■ **The problem**:
Copy out the items verbatim, starting with the line containing "Where is each" and continuing through the line containing "y-tick-label: 18 xyxy=(60,222,88,250)". Leave the pictures out of the answer.

■ **Task material**:

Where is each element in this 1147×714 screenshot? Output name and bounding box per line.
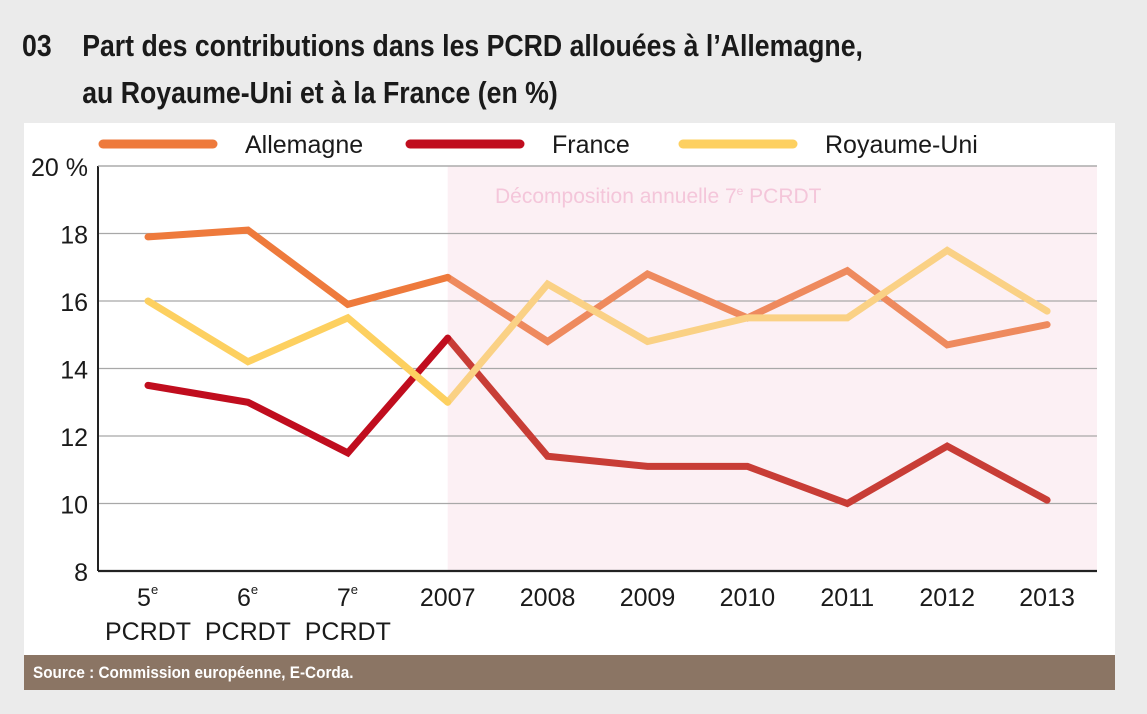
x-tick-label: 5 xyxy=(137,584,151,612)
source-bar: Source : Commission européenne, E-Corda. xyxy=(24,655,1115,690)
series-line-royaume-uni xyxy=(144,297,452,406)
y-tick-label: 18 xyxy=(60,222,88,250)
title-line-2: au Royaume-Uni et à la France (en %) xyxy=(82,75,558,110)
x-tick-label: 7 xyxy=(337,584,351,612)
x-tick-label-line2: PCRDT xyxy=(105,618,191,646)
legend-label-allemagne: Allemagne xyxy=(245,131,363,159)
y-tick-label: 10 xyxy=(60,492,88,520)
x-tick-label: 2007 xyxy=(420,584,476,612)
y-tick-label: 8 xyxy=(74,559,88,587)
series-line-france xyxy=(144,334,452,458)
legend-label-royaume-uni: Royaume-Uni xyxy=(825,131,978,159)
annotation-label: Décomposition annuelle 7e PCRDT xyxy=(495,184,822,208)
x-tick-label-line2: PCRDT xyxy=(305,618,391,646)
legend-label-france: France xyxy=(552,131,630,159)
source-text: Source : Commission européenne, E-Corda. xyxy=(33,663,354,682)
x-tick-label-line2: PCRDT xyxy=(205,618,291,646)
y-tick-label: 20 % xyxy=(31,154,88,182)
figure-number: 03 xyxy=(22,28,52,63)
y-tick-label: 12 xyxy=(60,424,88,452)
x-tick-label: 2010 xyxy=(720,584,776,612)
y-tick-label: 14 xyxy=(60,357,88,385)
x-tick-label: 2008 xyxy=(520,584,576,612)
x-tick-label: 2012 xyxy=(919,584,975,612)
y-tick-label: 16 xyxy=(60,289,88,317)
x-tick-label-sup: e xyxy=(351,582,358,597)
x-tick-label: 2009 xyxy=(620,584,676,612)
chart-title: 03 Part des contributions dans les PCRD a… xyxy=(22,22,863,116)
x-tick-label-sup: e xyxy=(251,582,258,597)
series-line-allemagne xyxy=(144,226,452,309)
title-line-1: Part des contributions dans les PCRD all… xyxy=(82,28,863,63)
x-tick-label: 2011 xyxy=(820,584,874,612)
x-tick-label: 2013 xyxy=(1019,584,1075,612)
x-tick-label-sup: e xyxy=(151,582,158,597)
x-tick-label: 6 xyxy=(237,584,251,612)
---
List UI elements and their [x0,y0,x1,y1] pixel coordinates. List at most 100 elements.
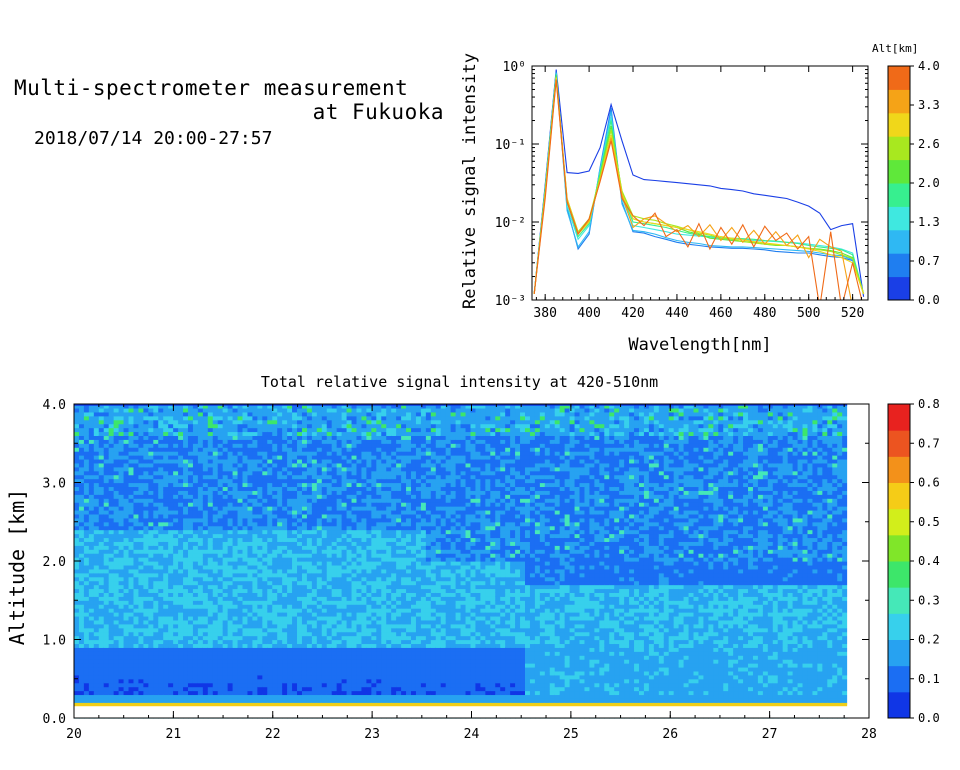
==
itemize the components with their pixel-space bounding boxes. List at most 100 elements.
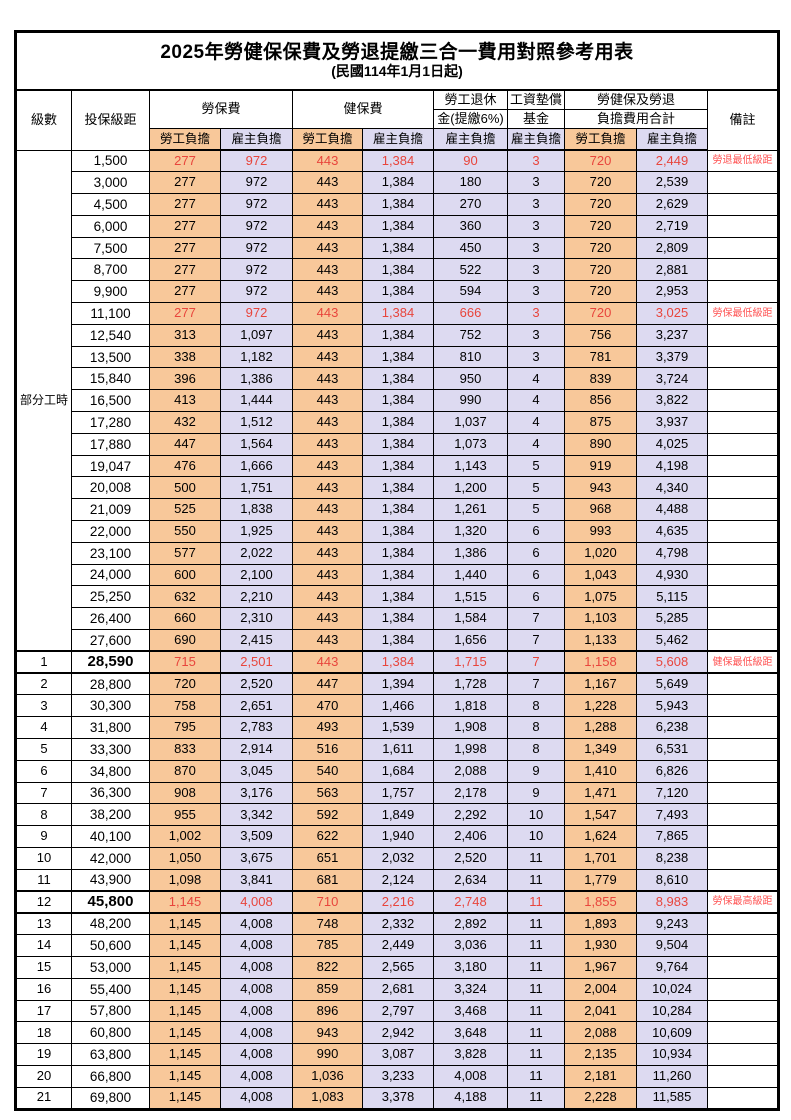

■ **The completed task**:
Where is each element in this 1147×714 screenshot? Output name and bounding box per line.
x-tick-label: 5 xyxy=(137,584,151,612)
source-bar: Source : Commission européenne, E-Corda. xyxy=(24,655,1115,690)
series-line-royaume-uni xyxy=(144,297,452,406)
y-tick-label: 18 xyxy=(60,222,88,250)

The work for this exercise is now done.